---------- DATA LISTING ----------
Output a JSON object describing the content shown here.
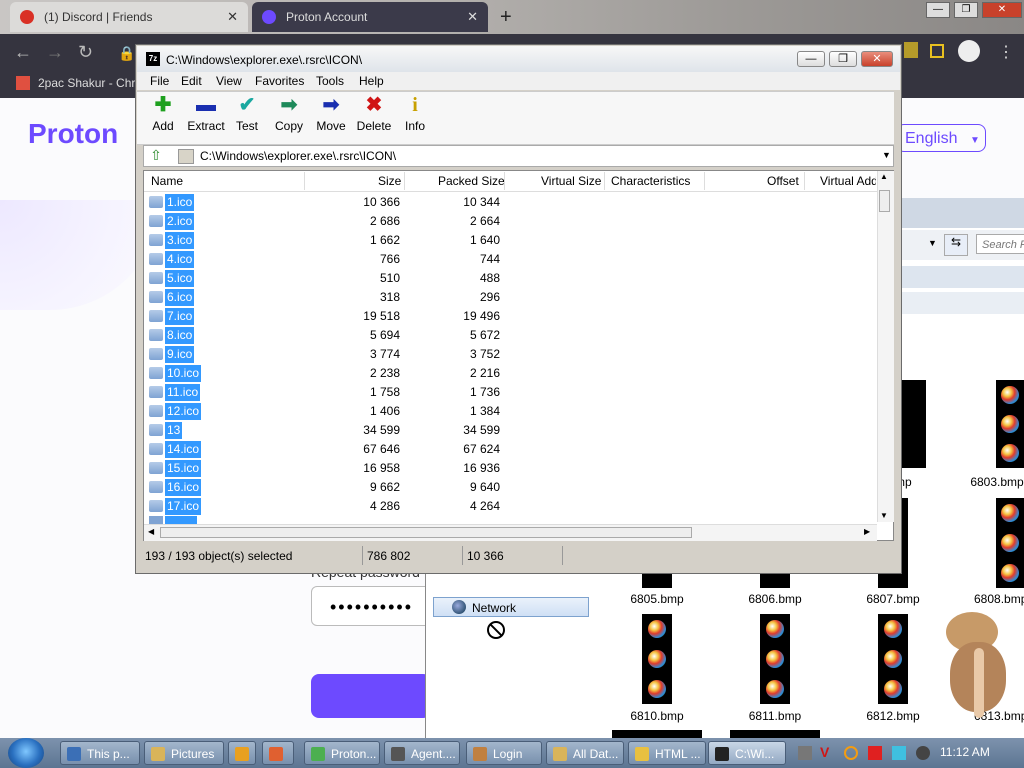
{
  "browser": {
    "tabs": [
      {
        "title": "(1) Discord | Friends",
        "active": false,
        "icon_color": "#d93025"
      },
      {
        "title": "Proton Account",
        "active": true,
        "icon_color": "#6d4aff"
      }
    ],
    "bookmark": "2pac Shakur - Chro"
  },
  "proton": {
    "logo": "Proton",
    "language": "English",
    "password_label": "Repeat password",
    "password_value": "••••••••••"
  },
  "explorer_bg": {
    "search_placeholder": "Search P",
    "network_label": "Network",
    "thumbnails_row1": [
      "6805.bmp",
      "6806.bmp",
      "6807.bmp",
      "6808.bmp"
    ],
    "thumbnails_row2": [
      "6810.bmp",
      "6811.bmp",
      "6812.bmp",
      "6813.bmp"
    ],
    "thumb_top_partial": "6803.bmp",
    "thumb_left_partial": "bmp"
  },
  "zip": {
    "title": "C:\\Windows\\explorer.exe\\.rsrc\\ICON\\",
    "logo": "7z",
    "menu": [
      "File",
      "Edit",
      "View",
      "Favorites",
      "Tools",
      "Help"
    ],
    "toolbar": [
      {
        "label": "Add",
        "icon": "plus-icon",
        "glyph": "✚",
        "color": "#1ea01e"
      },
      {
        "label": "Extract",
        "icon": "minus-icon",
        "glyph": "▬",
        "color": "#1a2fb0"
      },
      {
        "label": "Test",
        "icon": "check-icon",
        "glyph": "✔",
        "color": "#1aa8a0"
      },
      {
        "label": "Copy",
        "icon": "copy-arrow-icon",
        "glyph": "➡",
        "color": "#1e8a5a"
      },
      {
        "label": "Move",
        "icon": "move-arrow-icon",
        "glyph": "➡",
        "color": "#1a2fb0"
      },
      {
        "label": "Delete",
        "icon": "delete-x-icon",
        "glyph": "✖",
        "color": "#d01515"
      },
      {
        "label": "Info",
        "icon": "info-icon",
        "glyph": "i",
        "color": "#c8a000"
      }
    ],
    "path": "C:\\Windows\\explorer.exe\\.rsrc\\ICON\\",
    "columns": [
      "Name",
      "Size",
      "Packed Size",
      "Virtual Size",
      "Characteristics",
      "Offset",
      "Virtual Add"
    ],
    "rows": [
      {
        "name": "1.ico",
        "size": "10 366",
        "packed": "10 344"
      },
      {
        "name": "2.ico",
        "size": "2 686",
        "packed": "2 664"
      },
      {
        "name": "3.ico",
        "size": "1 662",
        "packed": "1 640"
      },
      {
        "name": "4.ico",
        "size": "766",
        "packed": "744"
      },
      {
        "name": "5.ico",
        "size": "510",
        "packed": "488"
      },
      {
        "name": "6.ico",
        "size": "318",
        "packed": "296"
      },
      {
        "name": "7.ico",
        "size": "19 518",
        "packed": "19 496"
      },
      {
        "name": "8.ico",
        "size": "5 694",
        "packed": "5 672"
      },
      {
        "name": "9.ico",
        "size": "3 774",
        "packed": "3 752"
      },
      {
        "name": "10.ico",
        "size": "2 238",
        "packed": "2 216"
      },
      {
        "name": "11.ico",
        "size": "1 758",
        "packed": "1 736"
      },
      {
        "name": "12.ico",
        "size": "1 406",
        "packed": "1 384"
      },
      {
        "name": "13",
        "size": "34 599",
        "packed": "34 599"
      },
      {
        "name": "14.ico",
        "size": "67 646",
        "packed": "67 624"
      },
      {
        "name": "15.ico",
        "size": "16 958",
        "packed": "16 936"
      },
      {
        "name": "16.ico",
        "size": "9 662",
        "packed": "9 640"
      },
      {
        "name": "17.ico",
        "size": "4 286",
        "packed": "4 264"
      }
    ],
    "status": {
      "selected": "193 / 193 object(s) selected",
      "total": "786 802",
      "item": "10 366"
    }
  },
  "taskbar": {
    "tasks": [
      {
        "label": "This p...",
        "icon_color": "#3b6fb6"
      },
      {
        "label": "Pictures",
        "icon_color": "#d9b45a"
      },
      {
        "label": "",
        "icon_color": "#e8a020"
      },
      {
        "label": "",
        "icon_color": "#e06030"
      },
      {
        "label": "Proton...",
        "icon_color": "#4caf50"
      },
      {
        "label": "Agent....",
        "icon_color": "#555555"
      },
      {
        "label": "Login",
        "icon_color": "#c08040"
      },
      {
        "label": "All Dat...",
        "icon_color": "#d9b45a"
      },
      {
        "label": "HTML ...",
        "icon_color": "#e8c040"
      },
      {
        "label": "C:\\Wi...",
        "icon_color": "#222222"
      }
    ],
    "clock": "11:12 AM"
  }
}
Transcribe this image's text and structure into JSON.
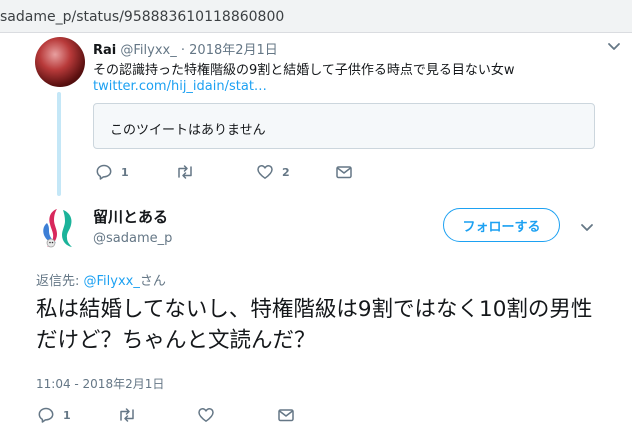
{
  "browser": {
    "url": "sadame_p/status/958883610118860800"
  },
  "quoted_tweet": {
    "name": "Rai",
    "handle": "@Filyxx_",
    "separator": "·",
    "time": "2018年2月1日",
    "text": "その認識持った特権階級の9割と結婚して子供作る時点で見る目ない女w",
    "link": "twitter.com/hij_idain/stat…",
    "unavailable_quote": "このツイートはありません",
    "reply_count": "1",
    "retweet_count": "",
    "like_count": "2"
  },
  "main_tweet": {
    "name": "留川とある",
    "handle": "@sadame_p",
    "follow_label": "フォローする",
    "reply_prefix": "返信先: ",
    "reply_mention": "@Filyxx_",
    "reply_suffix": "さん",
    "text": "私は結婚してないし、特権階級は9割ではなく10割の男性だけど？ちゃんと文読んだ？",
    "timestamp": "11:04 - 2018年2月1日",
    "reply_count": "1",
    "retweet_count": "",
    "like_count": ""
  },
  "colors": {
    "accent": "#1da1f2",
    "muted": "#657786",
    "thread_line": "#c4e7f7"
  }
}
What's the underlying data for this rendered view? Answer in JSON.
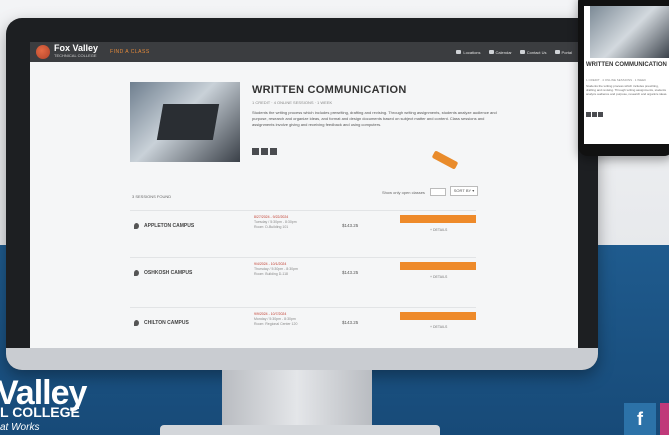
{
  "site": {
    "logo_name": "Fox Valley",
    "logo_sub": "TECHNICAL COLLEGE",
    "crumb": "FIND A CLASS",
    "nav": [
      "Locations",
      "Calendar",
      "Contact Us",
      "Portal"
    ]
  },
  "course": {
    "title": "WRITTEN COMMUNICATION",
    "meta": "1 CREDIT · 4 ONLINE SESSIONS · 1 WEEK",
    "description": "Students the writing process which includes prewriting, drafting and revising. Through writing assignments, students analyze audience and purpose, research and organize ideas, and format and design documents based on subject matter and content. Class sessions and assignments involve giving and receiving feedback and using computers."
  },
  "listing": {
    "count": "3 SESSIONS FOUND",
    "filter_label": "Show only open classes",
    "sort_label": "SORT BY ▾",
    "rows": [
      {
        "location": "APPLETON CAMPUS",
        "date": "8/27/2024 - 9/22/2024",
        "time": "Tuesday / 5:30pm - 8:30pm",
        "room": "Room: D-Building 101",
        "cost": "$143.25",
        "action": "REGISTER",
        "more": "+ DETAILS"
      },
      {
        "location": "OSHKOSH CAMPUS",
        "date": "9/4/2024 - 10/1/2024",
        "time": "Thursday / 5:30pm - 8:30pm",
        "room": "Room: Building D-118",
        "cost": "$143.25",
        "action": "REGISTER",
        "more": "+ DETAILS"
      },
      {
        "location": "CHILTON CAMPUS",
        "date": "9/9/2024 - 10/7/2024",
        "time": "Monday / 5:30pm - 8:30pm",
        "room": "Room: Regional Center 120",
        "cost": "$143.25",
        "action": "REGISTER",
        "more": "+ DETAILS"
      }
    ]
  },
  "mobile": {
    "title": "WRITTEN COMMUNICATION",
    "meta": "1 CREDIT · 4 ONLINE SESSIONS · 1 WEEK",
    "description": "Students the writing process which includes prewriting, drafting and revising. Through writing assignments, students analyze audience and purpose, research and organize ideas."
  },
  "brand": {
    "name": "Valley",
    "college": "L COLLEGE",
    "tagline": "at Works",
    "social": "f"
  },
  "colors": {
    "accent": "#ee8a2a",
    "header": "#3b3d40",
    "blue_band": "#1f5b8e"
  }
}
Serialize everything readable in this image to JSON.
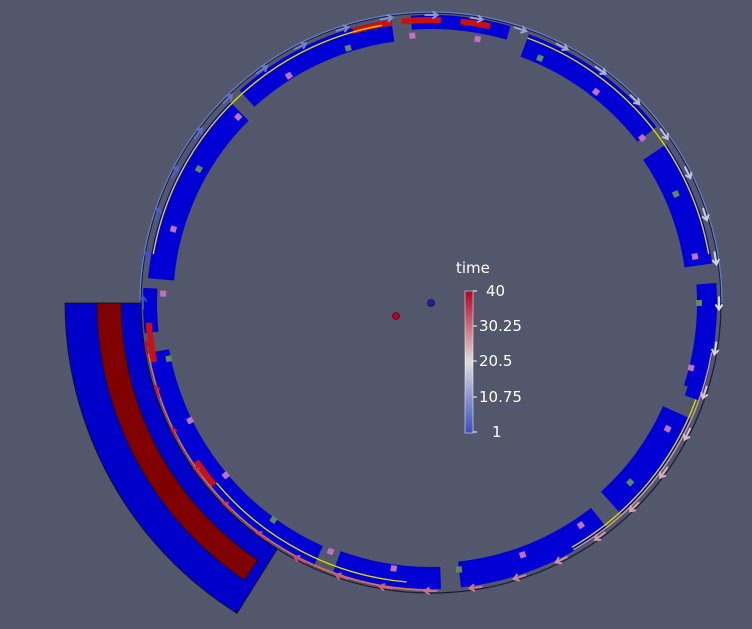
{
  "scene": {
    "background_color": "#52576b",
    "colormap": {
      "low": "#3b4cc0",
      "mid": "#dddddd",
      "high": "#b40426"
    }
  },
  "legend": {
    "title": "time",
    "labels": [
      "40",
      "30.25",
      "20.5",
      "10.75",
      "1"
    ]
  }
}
----------
INSTRUCTIONS TO FOLLOW »
State the number of lines in the preceding entries that include the word "which". Provide nothing else.

TASK ANSWER »
2